### Supplied records
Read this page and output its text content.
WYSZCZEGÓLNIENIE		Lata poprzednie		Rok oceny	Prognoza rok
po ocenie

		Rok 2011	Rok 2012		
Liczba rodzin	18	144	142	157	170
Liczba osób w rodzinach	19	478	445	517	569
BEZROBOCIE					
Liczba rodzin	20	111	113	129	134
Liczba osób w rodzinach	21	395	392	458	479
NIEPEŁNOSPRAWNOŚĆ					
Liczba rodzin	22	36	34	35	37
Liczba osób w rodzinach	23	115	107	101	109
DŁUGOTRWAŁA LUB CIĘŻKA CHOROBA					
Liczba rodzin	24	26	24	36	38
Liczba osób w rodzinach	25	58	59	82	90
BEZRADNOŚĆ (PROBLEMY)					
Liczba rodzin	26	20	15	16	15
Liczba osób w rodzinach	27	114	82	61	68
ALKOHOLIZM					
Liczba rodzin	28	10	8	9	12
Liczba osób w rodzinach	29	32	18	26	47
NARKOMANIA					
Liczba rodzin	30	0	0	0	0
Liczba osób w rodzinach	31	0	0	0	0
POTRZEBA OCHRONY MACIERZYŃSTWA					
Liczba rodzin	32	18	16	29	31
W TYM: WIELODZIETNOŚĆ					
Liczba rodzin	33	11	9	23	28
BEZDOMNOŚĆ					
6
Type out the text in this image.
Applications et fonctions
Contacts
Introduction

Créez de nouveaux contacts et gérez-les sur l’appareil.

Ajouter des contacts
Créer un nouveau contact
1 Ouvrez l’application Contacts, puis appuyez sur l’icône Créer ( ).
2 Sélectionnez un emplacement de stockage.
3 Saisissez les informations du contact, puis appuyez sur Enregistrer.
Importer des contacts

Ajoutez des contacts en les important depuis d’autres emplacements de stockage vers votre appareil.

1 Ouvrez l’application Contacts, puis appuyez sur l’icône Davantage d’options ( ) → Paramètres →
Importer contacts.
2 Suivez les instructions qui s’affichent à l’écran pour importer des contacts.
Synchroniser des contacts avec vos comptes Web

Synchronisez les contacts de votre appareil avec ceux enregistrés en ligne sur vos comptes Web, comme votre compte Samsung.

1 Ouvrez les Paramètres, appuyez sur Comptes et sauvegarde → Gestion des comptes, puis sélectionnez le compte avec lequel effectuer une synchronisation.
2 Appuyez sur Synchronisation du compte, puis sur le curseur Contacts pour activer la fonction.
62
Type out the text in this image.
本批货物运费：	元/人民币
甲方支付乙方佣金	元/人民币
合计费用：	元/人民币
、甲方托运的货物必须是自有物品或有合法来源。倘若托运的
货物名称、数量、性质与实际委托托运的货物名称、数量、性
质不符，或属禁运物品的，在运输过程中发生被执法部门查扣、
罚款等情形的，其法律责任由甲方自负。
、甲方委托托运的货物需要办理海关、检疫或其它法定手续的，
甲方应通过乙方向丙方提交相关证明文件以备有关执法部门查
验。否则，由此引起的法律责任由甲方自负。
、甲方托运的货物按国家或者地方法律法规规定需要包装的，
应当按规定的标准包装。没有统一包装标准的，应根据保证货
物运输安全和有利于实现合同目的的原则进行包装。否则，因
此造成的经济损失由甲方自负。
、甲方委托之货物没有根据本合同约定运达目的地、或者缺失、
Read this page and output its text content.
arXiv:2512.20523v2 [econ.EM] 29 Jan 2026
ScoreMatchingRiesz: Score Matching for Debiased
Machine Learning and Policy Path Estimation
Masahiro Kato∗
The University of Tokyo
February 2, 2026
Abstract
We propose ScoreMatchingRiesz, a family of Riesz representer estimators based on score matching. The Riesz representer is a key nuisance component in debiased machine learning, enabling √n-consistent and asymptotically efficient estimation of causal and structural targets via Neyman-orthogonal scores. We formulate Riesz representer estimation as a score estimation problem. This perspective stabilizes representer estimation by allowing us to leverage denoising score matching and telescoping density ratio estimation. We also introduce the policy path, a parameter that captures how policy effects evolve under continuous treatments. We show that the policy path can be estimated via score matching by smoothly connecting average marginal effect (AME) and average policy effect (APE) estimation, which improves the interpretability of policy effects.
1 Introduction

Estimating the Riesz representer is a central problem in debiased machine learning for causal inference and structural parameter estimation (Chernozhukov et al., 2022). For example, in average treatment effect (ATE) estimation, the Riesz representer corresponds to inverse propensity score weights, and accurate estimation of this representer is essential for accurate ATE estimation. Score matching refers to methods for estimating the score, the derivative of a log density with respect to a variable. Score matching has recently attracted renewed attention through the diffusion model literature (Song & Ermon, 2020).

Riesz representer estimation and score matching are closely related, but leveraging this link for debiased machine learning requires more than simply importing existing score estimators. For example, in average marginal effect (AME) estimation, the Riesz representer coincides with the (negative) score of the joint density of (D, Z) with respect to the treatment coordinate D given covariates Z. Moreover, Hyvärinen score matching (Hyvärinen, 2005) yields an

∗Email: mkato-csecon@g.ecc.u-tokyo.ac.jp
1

### What to produce
Of the lines in the data, how many contain the word "pour"? Provide the number and nothing further.

### Task solution
2